* Request: Repeat every line of the listing below exactly, minus the pictures.
---------- Data supplied ----------
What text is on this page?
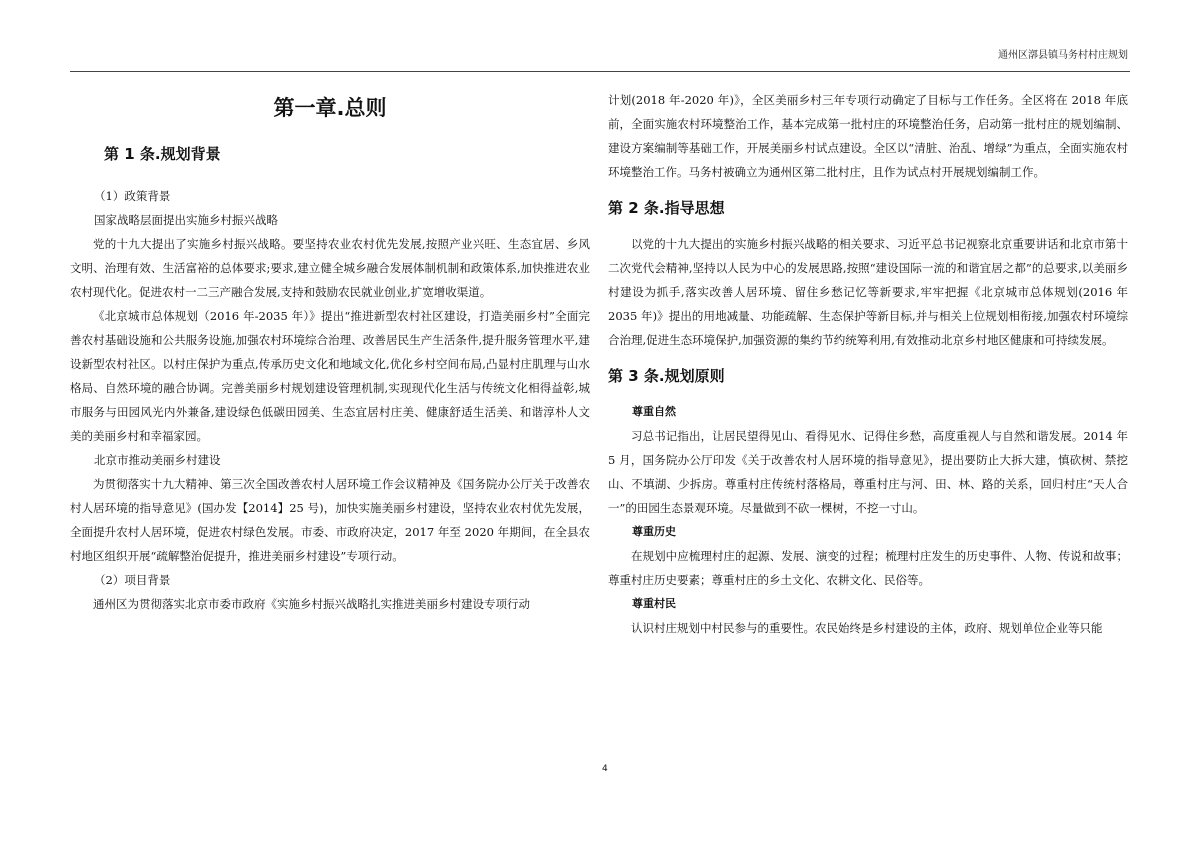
通州区漷县镇马务村村庄规划
第一章.总则
第 1 条.规划背景

（1）政策背景

国家战略层面提出实施乡村振兴战略

党的十九大提出了实施乡村振兴战略。要坚持农业农村优先发展,按照产业兴旺、生态宜居、乡风文明、治理有效、生活富裕的总体要求;要求,建立健全城乡融合发展体制机制和政策体系,加快推进农业农村现代化。促进农村一二三产融合发展,支持和鼓励农民就业创业,扩宽增收渠道。

《北京城市总体规划（2016 年-2035 年）》提出“推进新型农村社区建设，打造美丽乡村”全面完善农村基础设施和公共服务设施,加强农村环境综合治理、改善居民生产生活条件,提升服务管理水平,建设新型农村社区。以村庄保护为重点,传承历史文化和地域文化,优化乡村空间布局,凸显村庄肌理与山水格局、自然环境的融合协调。完善美丽乡村规划建设管理机制,实现现代化生活与传统文化相得益彰,城市服务与田园风光内外兼备,建设绿色低碳田园美、生态宜居村庄美、健康舒适生活美、和谐淳朴人文美的美丽乡村和幸福家园。

北京市推动美丽乡村建设

为贯彻落实十九大精神、第三次全国改善农村人居环境工作会议精神及《国务院办公厅关于改善农村人居环境的指导意见》(国办发【2014】25 号)，加快实施美丽乡村建设，坚持农业农村优先发展，全面提升农村人居环境，促进农村绿色发展。市委、市政府决定，2017 年至 2020 年期间，在全县农村地区组织开展“疏解整治促提升，推进美丽乡村建设”专项行动。

（2）项目背景

通州区为贯彻落实北京市委市政府《实施乡村振兴战略扎实推进美丽乡村建设专项行动

计划(2018 年-2020 年)》，全区美丽乡村三年专项行动确定了目标与工作任务。全区将在 2018 年底前，全面实施农村环境整治工作，基本完成第一批村庄的环境整治任务，启动第一批村庄的规划编制、建设方案编制等基础工作，开展美丽乡村试点建设。全区以“清脏、治乱、增绿”为重点，全面实施农村环境整治工作。马务村被确立为通州区第二批村庄，且作为试点村开展规划编制工作。

第 2 条.指导思想

以党的十九大提出的实施乡村振兴战略的相关要求、习近平总书记视察北京重要讲话和北京市第十二次党代会精神,坚持以人民为中心的发展思路,按照“建设国际一流的和谐宜居之都”的总要求,以美丽乡村建设为抓手,落实改善人居环境、留住乡愁记忆等新要求,牢牢把握《北京城市总体规划(2016 年 2035 年)》提出的用地减量、功能疏解、生态保护等新目标,并与相关上位规划相衔接,加强农村环境综合治理,促进生态环境保护,加强资源的集约节约统筹利用,有效推动北京乡村地区健康和可持续发展。

第 3 条.规划原则

尊重自然

习总书记指出，让居民望得见山、看得见水、记得住乡愁，高度重视人与自然和谐发展。2014 年 5 月，国务院办公厅印发《关于改善农村人居环境的指导意见》，提出要防止大拆大建，慎砍树、禁挖山、不填湖、少拆房。尊重村庄传统村落格局，尊重村庄与河、田、林、路的关系，回归村庄“天人合一”的田园生态景观环境。尽量做到不砍一棵树，不挖一寸山。

尊重历史

在规划中应梳理村庄的起源、发展、演变的过程；梳理村庄发生的历史事件、人物、传说和故事；尊重村庄历史要素；尊重村庄的乡土文化、农耕文化、民俗等。

尊重村民

认识村庄规划中村民参与的重要性。农民始终是乡村建设的主体，政府、规划单位企业等只能

4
----------
* Answer to the task:
What text is on this page?
通州区漷县镇马务村村庄规划
第一章.总则
第 1 条.规划背景

（1）政策背景

国家战略层面提出实施乡村振兴战略

党的十九大提出了实施乡村振兴战略。要坚持农业农村优先发展,按照产业兴旺、生态宜居、乡风文明、治理有效、生活富裕的总体要求;要求,建立健全城乡融合发展体制机制和政策体系,加快推进农业农村现代化。促进农村一二三产融合发展,支持和鼓励农民就业创业,扩宽增收渠道。

《北京城市总体规划（2016 年-2035 年）》提出“推进新型农村社区建设，打造美丽乡村”全面完善农村基础设施和公共服务设施,加强农村环境综合治理、改善居民生产生活条件,提升服务管理水平,建设新型农村社区。以村庄保护为重点,传承历史文化和地域文化,优化乡村空间布局,凸显村庄肌理与山水格局、自然环境的融合协调。完善美丽乡村规划建设管理机制,实现现代化生活与传统文化相得益彰,城市服务与田园风光内外兼备,建设绿色低碳田园美、生态宜居村庄美、健康舒适生活美、和谐淳朴人文美的美丽乡村和幸福家园。

北京市推动美丽乡村建设

为贯彻落实十九大精神、第三次全国改善农村人居环境工作会议精神及《国务院办公厅关于改善农村人居环境的指导意见》(国办发【2014】25 号)，加快实施美丽乡村建设，坚持农业农村优先发展，全面提升农村人居环境，促进农村绿色发展。市委、市政府决定，2017 年至 2020 年期间，在全县农村地区组织开展“疏解整治促提升，推进美丽乡村建设”专项行动。

（2）项目背景

通州区为贯彻落实北京市委市政府《实施乡村振兴战略扎实推进美丽乡村建设专项行动

计划(2018 年-2020 年)》，全区美丽乡村三年专项行动确定了目标与工作任务。全区将在 2018 年底前，全面实施农村环境整治工作，基本完成第一批村庄的环境整治任务，启动第一批村庄的规划编制、建设方案编制等基础工作，开展美丽乡村试点建设。全区以“清脏、治乱、增绿”为重点，全面实施农村环境整治工作。马务村被确立为通州区第二批村庄，且作为试点村开展规划编制工作。

第 2 条.指导思想

以党的十九大提出的实施乡村振兴战略的相关要求、习近平总书记视察北京重要讲话和北京市第十二次党代会精神,坚持以人民为中心的发展思路,按照“建设国际一流的和谐宜居之都”的总要求,以美丽乡村建设为抓手,落实改善人居环境、留住乡愁记忆等新要求,牢牢把握《北京城市总体规划(2016 年 2035 年)》提出的用地减量、功能疏解、生态保护等新目标,并与相关上位规划相衔接,加强农村环境综合治理,促进生态环境保护,加强资源的集约节约统筹利用,有效推动北京乡村地区健康和可持续发展。

第 3 条.规划原则

尊重自然

习总书记指出，让居民望得见山、看得见水、记得住乡愁，高度重视人与自然和谐发展。2014 年 5 月，国务院办公厅印发《关于改善农村人居环境的指导意见》，提出要防止大拆大建，慎砍树、禁挖山、不填湖、少拆房。尊重村庄传统村落格局，尊重村庄与河、田、林、路的关系，回归村庄“天人合一”的田园生态景观环境。尽量做到不砍一棵树，不挖一寸山。

尊重历史

在规划中应梳理村庄的起源、发展、演变的过程；梳理村庄发生的历史事件、人物、传说和故事；尊重村庄历史要素；尊重村庄的乡土文化、农耕文化、民俗等。

尊重村民

认识村庄规划中村民参与的重要性。农民始终是乡村建设的主体，政府、规划单位企业等只能

4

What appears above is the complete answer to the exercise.